■ Goal: Copy the camera initializer text verbatim from "# Run trunk" up to and including "delta = self.pose_branch(rgb_feat)".

■ Page excerpt:
───
In (Wang et al., 2024) paper they mentioned that the camera initializer was designed as follows:

Screenshot 2025-01-10 at 3 40 35 PM

source: (Wang et al., 2024)


But at the time of writing, the camera initializer does not use track features in the code to make it faster. This was mentioned in the issues.

So here’s how the camera initializer is implemented in the code:

  1. runner.py calls camera_predictor.py using self.camera_predictor, which passes image features to a transformer and refine the camera poses iteratively:

    camera_predictor.py line 187

         for iter_num in range(iters):
             pred_pose_enc = pred_pose_enc.detach()
    
             # Embed the camera parameters and add to rgb_feat
             pose_embed = self.embed_pose(pred_pose_enc)
             rgb_feat = rgb_feat + pose_embed
    
             # Run trunk transformers on rgb_feat
             rgb_feat = self.trunk(rgb_feat)
    
             # Predict the delta feat and pose encoding at each iteration
             delta = self.pose_branch(rgb_feat)
             delta_pred_pose_enc = delta[..., : self.target_dim]
             delta_feat = delta[..., self.target_dim :]
    
             rgb_feat = self.ffeat_updater(self.norm(delta_feat)) + rgb_feat
    
             pred_pose_enc = pred_pose_enc + delta_pred_pose_enc
    
             # Residual connection
             rgb_feat = (rgb_feat + rgb_feat_init) / 2
    
  2. runner.py calls estimate_preliminary.py using estimate_preliminary_cameras_poselib or estimate_preliminary_cameras. The difference was mentioned in the comments:

    runner.py line 474

         # Estimate preliminary_cameras by recovering fundamental/essential/homography matrix from 2D matches
         # By default, we use fundamental matrix estimation with 7p/8p+LORANSAC
         # All the operations are batched and differentiable (if necessary)
───
■ Items:
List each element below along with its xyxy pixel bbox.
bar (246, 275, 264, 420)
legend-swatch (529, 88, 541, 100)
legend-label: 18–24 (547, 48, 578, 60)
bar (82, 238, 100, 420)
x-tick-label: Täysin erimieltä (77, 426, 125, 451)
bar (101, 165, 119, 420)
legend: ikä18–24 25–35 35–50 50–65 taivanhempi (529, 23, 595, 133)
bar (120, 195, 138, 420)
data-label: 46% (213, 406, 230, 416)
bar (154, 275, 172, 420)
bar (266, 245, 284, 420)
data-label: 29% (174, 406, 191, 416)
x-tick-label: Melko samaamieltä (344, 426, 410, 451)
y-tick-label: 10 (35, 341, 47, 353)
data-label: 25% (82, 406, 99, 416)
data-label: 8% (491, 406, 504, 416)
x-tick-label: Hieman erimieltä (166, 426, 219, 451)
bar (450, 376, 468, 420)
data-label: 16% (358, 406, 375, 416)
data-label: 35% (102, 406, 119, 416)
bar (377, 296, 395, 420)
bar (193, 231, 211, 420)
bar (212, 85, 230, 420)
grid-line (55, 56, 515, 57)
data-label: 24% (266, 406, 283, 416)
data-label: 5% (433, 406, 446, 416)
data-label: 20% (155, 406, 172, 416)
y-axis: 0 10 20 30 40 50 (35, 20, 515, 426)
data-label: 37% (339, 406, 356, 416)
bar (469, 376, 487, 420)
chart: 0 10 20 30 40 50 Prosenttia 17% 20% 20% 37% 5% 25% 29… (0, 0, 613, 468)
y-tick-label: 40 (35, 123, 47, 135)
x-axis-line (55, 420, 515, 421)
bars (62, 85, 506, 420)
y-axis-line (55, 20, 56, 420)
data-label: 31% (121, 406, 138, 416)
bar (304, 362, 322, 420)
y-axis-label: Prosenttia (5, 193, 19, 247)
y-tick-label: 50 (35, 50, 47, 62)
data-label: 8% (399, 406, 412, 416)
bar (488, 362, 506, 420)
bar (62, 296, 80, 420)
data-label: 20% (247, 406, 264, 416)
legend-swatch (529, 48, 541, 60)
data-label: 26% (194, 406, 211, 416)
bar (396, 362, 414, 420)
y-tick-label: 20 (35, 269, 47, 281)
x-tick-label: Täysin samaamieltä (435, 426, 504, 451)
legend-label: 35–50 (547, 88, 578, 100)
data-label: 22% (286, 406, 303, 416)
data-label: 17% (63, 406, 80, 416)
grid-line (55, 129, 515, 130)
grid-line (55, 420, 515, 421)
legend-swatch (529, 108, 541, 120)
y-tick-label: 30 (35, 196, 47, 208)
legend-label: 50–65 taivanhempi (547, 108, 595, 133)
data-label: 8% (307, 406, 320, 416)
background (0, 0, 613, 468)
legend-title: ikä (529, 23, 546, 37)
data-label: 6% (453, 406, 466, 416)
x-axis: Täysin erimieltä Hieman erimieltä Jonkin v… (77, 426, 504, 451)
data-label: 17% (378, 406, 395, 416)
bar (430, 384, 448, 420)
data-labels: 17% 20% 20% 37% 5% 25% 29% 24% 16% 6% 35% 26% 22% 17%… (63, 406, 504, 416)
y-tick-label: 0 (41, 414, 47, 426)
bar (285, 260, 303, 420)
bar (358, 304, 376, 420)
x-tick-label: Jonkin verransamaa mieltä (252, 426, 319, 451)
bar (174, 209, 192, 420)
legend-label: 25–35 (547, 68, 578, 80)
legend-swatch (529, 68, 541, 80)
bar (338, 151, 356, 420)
───
■ Output below:
# Run trunk transformers on rgb_feat
             rgb_feat = self.trunk(rgb_feat)
    
             # Predict the delta feat and pose encoding at each iteration
             delta = self.pose_branch(rgb_feat)